_DIRECTIONS:_ Each record is to be printed again precisely as it reads.

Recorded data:
---

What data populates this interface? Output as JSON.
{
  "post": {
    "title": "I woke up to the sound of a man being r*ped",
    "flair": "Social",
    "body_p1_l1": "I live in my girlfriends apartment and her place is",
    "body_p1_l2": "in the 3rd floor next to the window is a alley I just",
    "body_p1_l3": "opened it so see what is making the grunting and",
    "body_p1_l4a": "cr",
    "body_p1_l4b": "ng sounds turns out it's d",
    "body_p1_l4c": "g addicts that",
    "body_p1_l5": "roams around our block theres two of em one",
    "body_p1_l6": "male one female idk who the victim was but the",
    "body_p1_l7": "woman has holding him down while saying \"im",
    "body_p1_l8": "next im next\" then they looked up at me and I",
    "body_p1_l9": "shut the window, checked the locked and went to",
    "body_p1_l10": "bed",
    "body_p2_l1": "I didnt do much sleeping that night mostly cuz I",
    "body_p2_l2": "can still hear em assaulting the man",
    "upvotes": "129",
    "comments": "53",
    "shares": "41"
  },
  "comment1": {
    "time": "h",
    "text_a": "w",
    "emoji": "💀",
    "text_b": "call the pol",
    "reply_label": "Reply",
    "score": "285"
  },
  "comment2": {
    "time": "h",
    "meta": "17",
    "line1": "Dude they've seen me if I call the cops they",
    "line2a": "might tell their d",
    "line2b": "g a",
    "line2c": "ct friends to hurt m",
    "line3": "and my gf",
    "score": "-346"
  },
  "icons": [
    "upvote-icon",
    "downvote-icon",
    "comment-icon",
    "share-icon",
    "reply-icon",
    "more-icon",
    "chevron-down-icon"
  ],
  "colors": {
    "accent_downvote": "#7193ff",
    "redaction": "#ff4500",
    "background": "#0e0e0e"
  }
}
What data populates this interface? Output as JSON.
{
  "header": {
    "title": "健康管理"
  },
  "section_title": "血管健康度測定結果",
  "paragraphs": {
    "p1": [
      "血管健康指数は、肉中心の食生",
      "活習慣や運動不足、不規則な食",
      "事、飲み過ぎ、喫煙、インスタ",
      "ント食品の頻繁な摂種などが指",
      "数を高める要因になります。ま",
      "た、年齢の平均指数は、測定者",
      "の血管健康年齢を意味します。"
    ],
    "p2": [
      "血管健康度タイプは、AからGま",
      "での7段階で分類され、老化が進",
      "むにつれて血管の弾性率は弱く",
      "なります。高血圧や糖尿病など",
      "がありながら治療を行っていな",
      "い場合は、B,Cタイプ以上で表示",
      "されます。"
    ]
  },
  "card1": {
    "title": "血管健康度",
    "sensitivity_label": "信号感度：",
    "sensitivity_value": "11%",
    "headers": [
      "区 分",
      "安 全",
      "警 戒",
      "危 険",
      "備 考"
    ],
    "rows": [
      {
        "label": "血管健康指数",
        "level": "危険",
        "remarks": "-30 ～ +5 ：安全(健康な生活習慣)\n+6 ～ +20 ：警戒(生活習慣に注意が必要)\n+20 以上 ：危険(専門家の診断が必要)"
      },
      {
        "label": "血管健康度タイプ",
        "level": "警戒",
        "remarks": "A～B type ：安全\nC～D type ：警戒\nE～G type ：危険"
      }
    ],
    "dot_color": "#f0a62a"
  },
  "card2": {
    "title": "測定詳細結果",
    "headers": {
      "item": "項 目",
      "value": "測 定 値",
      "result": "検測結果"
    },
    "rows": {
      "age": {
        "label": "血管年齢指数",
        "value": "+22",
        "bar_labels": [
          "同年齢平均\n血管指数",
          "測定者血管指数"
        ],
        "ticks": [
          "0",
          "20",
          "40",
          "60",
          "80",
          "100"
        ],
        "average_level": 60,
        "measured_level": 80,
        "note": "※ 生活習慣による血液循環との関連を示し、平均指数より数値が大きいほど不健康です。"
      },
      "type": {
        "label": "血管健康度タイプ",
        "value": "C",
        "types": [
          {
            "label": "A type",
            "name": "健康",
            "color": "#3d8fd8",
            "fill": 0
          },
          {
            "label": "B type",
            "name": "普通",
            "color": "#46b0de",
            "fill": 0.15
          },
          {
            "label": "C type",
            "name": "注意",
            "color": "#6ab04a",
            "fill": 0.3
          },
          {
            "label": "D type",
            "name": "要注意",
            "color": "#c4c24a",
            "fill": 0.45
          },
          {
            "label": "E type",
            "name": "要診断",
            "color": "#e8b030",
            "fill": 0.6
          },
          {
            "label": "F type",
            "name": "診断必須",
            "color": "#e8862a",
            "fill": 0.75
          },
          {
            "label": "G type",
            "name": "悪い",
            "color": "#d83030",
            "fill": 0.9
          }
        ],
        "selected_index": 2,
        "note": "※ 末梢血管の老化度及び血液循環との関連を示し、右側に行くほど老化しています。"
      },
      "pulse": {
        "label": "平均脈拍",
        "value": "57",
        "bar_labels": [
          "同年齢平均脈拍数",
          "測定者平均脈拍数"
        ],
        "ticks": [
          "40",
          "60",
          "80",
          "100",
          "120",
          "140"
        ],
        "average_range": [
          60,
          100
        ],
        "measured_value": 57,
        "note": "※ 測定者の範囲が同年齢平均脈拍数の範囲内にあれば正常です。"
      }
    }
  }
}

---

_SOLUTION TO THE EXERCISE:_
What data populates this interface? Output as JSON.
{
  "post": {
    "title": "I woke up to the sound of a man being r*ped",
    "flair": "Social",
    "body_p1_l1": "I live in my girlfriends apartment and her place is",
    "body_p1_l2": "in the 3rd floor next to the window is a alley I just",
    "body_p1_l3": "opened it so see what is making the grunting and",
    "body_p1_l4a": "cr",
    "body_p1_l4b": "ng sounds turns out it's d",
    "body_p1_l4c": "g addicts that",
    "body_p1_l5": "roams around our block theres two of em one",
    "body_p1_l6": "male one female idk who the victim was but the",
    "body_p1_l7": "woman has holding him down while saying \"im",
    "body_p1_l8": "next im next\" then they looked up at me and I",
    "body_p1_l9": "shut the window, checked the locked and went to",
    "body_p1_l10": "bed",
    "body_p2_l1": "I didnt do much sleeping that night mostly cuz I",
    "body_p2_l2": "can still hear em assaulting the man",
    "upvotes": "129",
    "comments": "53",
    "shares": "41"
  },
  "comment1": {
    "time": "h",
    "text_a": "w",
    "emoji": "💀",
    "text_b": "call the pol",
    "reply_label": "Reply",
    "score": "285"
  },
  "comment2": {
    "time": "h",
    "meta": "17",
    "line1": "Dude they've seen me if I call the cops they",
    "line2a": "might tell their d",
    "line2b": "g a",
    "line2c": "ct friends to hurt m",
    "line3": "and my gf",
    "score": "-346"
  },
  "icons": [
    "upvote-icon",
    "downvote-icon",
    "comment-icon",
    "share-icon",
    "reply-icon",
    "more-icon",
    "chevron-down-icon"
  ],
  "colors": {
    "accent_downvote": "#7193ff",
    "redaction": "#ff4500",
    "background": "#0e0e0e"
  }
}
What data populates this interface? Output as JSON.
{
  "header": {
    "title": "健康管理"
  },
  "section_title": "血管健康度測定結果",
  "paragraphs": {
    "p1": [
      "血管健康指数は、肉中心の食生",
      "活習慣や運動不足、不規則な食",
      "事、飲み過ぎ、喫煙、インスタ",
      "ント食品の頻繁な摂種などが指",
      "数を高める要因になります。ま",
      "た、年齢の平均指数は、測定者",
      "の血管健康年齢を意味します。"
    ],
    "p2": [
      "血管健康度タイプは、AからGま",
      "での7段階で分類され、老化が進",
      "むにつれて血管の弾性率は弱く",
      "なります。高血圧や糖尿病など",
      "がありながら治療を行っていな",
      "い場合は、B,Cタイプ以上で表示",
      "されます。"
    ]
  },
  "card1": {
    "title": "血管健康度",
    "sensitivity_label": "信号感度：",
    "sensitivity_value": "11%",
    "headers": [
      "区 分",
      "安 全",
      "警 戒",
      "危 険",
      "備 考"
    ],
    "rows": [
      {
        "label": "血管健康指数",
        "level": "危険",
        "remarks": "-30 ～ +5 ：安全(健康な生活習慣)\n+6 ～ +20 ：警戒(生活習慣に注意が必要)\n+20 以上 ：危険(専門家の診断が必要)"
      },
      {
        "label": "血管健康度タイプ",
        "level": "警戒",
        "remarks": "A～B type ：安全\nC～D type ：警戒\nE～G type ：危険"
      }
    ],
    "dot_color": "#f0a62a"
  },
  "card2": {
    "title": "測定詳細結果",
    "headers": {
      "item": "項 目",
      "value": "測 定 値",
      "result": "検測結果"
    },
    "rows": {
      "age": {
        "label": "血管年齢指数",
        "value": "+22",
        "bar_labels": [
          "同年齢平均\n血管指数",
          "測定者血管指数"
        ],
        "ticks": [
          "0",
          "20",
          "40",
          "60",
          "80",
          "100"
        ],
        "average_level": 60,
        "measured_level": 80,
        "note": "※ 生活習慣による血液循環との関連を示し、平均指数より数値が大きいほど不健康です。"
      },
      "type": {
        "label": "血管健康度タイプ",
        "value": "C",
        "types": [
          {
            "label": "A type",
            "name": "健康",
            "color": "#3d8fd8",
            "fill": 0
          },
          {
            "label": "B type",
            "name": "普通",
            "color": "#46b0de",
            "fill": 0.15
          },
          {
            "label": "C type",
            "name": "注意",
            "color": "#6ab04a",
            "fill": 0.3
          },
          {
            "label": "D type",
            "name": "要注意",
            "color": "#c4c24a",
            "fill": 0.45
          },
          {
            "label": "E type",
            "name": "要診断",
            "color": "#e8b030",
            "fill": 0.6
          },
          {
            "label": "F type",
            "name": "診断必須",
            "color": "#e8862a",
            "fill": 0.75
          },
          {
            "label": "G type",
            "name": "悪い",
            "color": "#d83030",
            "fill": 0.9
          }
        ],
        "selected_index": 2,
        "note": "※ 末梢血管の老化度及び血液循環との関連を示し、右側に行くほど老化しています。"
      },
      "pulse": {
        "label": "平均脈拍",
        "value": "57",
        "bar_labels": [
          "同年齢平均脈拍数",
          "測定者平均脈拍数"
        ],
        "ticks": [
          "40",
          "60",
          "80",
          "100",
          "120",
          "140"
        ],
        "average_range": [
          60,
          100
        ],
        "measured_value": 57,
        "note": "※ 測定者の範囲が同年齢平均脈拍数の範囲内にあれば正常です。"
      }
    }
  }
}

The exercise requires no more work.